--- start of Material provided ---
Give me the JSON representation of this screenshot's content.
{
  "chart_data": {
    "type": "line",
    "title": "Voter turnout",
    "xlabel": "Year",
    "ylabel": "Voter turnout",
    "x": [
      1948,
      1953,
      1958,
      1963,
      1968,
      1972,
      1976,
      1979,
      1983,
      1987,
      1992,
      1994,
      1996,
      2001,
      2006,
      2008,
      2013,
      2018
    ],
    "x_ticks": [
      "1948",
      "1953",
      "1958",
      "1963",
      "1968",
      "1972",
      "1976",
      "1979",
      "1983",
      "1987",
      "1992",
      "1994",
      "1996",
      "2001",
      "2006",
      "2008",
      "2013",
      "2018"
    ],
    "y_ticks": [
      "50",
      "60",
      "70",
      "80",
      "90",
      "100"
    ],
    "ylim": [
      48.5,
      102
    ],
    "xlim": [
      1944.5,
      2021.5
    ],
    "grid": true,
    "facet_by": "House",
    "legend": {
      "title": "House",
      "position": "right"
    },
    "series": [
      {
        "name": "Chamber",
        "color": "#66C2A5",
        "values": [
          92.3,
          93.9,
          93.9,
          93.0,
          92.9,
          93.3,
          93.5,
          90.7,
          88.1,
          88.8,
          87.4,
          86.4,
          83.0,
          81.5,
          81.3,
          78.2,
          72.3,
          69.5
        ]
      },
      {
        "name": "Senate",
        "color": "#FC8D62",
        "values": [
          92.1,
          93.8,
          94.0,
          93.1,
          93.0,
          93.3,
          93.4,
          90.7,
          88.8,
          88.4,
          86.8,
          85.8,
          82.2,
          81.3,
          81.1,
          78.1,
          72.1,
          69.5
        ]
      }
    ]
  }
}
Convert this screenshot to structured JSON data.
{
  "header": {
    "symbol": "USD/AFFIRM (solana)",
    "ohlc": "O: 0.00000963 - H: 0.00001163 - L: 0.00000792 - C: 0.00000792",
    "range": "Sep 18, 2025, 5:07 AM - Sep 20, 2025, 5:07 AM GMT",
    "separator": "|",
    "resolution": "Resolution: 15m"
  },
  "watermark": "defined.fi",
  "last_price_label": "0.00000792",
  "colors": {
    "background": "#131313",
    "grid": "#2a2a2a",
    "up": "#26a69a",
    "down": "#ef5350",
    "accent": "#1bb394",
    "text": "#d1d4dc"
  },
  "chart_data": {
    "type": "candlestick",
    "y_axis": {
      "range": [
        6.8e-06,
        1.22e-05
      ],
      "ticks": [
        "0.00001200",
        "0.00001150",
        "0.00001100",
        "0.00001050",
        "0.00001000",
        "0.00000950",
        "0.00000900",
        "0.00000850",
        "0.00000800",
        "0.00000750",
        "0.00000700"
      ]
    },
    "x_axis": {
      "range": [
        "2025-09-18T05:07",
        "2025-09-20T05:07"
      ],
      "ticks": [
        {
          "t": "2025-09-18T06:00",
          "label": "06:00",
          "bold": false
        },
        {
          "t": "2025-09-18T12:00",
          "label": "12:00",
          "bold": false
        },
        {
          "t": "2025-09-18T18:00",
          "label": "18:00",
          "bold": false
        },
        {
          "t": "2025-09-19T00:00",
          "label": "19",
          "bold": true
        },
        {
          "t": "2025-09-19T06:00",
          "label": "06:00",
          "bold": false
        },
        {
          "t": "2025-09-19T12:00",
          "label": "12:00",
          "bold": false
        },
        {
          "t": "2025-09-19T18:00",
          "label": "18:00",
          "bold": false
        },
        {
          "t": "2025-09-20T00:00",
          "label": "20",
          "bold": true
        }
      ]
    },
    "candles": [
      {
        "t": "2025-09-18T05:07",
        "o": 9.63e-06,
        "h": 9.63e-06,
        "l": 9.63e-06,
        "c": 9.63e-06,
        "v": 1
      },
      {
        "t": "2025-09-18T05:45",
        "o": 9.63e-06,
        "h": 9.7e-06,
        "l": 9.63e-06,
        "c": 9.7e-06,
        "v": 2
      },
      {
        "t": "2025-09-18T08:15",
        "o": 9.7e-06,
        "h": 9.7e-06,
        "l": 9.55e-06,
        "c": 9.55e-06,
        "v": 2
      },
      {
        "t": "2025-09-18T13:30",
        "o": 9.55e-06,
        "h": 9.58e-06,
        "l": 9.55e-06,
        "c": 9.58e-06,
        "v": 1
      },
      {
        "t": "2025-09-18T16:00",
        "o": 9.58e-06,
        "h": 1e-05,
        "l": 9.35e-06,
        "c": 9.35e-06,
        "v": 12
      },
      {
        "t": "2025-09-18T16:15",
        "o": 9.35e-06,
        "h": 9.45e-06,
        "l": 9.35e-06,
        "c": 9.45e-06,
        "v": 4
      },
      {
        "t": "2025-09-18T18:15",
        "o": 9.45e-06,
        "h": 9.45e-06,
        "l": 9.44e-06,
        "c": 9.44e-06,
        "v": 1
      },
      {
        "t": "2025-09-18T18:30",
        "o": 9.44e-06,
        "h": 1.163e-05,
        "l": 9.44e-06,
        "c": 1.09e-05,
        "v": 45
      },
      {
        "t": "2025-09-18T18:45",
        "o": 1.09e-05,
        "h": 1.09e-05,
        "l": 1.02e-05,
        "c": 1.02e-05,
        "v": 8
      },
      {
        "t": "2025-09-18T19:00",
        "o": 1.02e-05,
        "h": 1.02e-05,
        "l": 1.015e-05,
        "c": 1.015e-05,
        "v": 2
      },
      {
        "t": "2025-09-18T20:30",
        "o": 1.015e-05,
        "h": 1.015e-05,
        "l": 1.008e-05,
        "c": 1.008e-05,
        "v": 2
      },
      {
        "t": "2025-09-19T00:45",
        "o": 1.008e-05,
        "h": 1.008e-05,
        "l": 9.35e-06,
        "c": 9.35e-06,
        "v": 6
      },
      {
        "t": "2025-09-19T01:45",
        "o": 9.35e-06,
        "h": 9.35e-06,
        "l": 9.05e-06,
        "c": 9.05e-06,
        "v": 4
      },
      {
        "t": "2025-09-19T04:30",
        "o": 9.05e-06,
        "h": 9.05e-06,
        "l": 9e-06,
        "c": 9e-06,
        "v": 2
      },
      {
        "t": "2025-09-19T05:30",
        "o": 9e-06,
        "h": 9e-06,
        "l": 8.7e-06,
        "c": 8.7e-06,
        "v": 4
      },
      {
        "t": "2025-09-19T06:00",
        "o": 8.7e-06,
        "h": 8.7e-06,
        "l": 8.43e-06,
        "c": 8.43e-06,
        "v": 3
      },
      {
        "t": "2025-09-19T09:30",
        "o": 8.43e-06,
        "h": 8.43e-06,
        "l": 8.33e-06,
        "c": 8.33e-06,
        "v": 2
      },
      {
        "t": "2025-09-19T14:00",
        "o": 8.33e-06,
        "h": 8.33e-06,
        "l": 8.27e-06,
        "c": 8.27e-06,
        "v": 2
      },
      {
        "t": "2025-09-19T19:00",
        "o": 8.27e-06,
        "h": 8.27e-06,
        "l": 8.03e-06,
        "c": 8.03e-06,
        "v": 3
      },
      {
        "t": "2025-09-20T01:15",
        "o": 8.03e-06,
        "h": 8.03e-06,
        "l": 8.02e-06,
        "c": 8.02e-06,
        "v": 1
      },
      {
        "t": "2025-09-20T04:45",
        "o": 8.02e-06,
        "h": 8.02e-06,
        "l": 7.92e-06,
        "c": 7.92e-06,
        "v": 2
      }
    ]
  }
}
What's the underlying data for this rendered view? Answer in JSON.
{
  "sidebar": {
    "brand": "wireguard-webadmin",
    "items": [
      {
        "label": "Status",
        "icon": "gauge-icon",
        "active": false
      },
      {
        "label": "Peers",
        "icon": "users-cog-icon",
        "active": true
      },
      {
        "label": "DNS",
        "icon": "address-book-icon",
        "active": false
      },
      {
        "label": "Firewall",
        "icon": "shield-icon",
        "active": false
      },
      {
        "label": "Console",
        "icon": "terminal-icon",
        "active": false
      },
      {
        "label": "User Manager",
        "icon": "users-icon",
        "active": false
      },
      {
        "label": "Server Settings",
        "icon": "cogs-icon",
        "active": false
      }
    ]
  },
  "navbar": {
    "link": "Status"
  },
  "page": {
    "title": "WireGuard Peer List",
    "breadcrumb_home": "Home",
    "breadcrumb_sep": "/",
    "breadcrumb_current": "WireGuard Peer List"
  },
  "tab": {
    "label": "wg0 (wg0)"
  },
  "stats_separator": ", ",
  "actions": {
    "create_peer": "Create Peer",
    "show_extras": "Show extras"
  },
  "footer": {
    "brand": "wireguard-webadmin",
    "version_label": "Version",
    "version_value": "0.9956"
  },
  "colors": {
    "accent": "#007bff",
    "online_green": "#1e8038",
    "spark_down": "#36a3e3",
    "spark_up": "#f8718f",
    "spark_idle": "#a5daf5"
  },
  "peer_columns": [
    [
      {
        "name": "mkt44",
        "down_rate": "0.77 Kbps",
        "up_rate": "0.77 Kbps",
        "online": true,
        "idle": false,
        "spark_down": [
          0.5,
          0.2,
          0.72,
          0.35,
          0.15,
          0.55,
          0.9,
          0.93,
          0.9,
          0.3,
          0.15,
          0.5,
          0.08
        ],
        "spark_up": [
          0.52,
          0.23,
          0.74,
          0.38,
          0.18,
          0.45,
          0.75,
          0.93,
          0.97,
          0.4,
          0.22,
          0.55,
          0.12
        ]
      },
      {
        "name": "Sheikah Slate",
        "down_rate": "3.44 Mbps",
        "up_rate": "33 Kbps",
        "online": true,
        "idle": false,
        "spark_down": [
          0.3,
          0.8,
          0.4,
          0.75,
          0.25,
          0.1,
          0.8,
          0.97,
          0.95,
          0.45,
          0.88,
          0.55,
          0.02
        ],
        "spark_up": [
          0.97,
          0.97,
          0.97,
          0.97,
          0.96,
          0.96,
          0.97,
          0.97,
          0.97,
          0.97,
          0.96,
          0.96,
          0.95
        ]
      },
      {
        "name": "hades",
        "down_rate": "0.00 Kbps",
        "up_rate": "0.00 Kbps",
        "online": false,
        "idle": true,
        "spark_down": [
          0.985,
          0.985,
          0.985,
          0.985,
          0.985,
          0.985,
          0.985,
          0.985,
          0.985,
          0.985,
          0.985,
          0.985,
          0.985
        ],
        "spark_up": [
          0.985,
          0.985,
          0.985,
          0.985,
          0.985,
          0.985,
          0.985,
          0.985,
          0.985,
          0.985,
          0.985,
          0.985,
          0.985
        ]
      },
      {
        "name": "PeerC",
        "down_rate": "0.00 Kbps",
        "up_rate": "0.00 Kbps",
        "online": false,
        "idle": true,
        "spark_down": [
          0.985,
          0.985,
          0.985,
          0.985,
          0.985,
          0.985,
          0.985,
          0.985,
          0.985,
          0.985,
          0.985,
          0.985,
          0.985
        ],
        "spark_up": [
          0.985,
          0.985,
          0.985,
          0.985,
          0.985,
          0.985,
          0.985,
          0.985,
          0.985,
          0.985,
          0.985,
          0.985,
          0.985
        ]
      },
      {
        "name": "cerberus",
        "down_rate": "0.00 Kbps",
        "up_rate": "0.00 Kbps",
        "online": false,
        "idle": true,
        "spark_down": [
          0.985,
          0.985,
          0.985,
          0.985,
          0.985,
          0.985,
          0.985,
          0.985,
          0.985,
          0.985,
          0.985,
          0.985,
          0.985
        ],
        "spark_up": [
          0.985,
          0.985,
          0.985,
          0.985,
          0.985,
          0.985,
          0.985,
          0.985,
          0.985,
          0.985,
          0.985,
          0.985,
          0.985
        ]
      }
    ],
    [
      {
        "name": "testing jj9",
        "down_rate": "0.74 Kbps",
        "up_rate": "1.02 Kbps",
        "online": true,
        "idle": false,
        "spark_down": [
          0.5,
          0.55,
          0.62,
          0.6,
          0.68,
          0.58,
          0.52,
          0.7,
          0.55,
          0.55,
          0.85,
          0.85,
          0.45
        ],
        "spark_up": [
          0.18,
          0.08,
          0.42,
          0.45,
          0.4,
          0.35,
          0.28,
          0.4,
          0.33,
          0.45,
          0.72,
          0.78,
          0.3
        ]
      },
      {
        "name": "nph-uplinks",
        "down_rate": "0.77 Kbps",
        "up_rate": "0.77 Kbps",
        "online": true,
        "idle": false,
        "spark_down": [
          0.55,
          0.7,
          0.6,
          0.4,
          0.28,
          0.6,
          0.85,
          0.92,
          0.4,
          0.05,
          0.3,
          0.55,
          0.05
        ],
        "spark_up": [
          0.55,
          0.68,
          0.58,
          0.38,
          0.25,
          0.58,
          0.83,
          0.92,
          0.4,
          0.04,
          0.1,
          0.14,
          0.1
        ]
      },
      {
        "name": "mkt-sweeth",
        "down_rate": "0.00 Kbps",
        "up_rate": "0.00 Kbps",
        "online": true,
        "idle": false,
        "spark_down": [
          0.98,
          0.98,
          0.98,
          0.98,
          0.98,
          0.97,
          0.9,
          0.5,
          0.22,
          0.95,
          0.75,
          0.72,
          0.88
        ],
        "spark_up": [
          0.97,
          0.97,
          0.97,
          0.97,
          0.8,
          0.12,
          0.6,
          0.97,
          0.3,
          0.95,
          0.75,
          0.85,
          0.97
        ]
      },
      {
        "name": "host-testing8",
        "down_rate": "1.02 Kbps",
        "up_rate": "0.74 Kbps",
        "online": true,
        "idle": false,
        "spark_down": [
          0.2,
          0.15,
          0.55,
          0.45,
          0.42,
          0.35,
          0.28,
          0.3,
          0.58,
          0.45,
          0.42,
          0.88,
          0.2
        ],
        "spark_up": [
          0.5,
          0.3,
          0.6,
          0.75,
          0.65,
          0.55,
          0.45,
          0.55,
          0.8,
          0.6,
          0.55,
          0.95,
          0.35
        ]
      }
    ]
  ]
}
--- end of Material provided ---
Required work: Locate the lines above that hold the word "Voter". Show every one of them.

Solved exercise:
    "title": "Voter turnout",
    "ylabel": "Voter turnout",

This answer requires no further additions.